## EXERCISE TASKS
**1.** In the excerpt about news projects, how many photographs does the Hurricane Helene feature include?
**2.** Translate this sentence from the excerpt about news projects into Spanish: "El Tecolote blended investigative reporting, photography, and social-first video to capture the human cost of uprooting families."

## SELECTED EXTRACT
= = =

The Margin created an interactive, photo-driven news feature that captures and examines the human and environmental toll of Hurricane Helene in western North Carolina in September 2024. The project includes more than 50 photographs, an interactive map that uses NOAA rainfall and wind speed data to illustrate the storm’s scale and impact, and “before-and-after” sliders that feature high-resolution satellite imagery and drone footage to show storm-ravaged neighborhoods months after the floodwaters receded.
The visual and written elements of the feature “built off and complemented each other,” one judge wrote. “I have no qualms, complaints or suggestions. I would neither take anything away nor add anything else to the storytelling. No piece of this was wasted.”
San Francisco’s RV Communities Fight Displacement by Pablo Unzueta, Erika Carlos

In San Francisco, officials used parking laws and construction projects to evict its largest RV community — an issue El Tecolote exposed in a years-long investigation into that displacement. With the lack of affordable housing and stagnant wages, recreational vehicles “have become the last line of shelter for low-income workers, immigrant families and disabled residents” across California, the outlet reported. El Tecolote blended investigative reporting, photography, and social-first video to capture the human cost of uprooting families.

= = =

## MATERIAL

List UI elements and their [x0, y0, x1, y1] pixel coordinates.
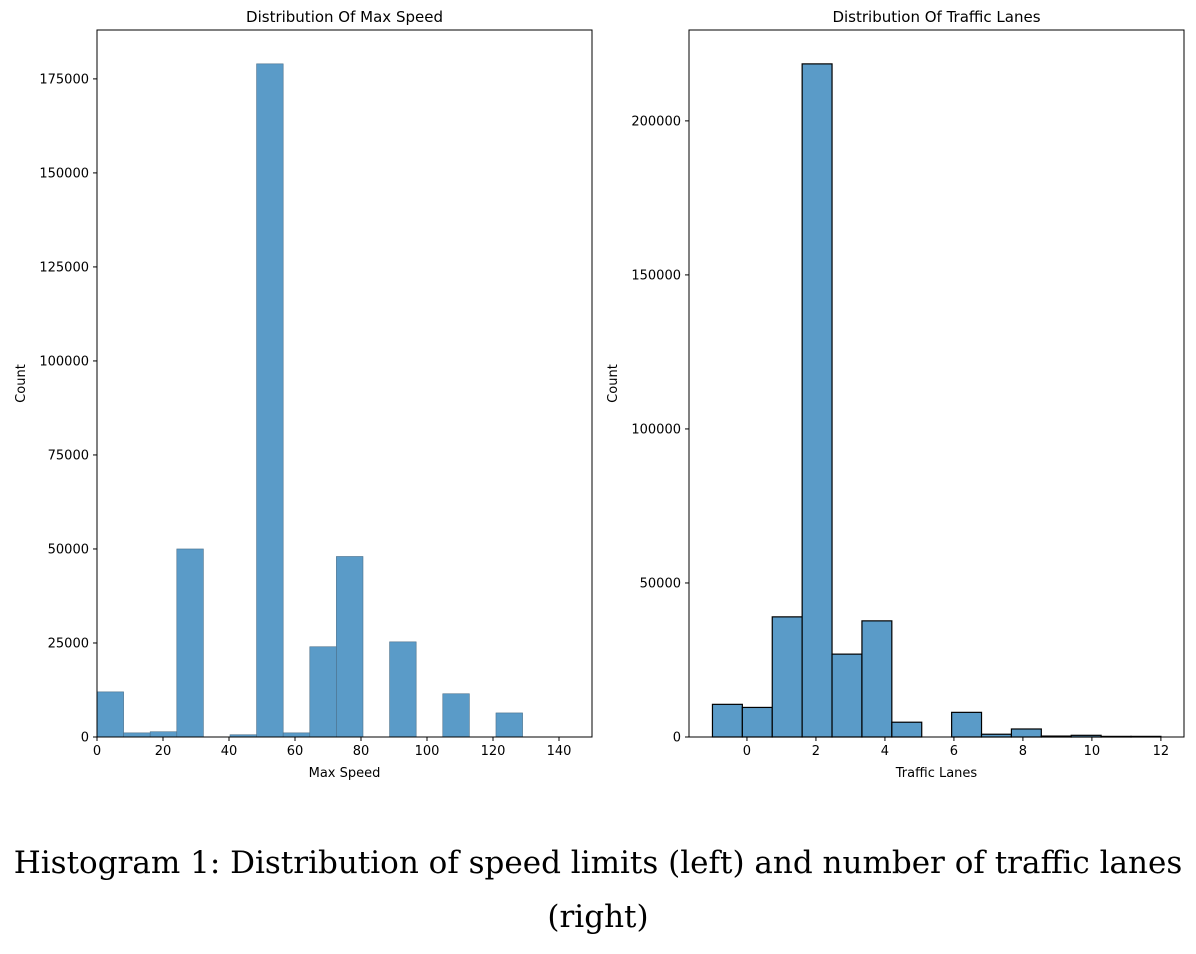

= = =

## RESULTS FOR EACH TASK
**1.** More than 50 photographs.

**2.** El Tecolote combinó periodismo de investigación, fotografía y video pensado para redes sociales para captar el costo humano de desarraigar a las familias.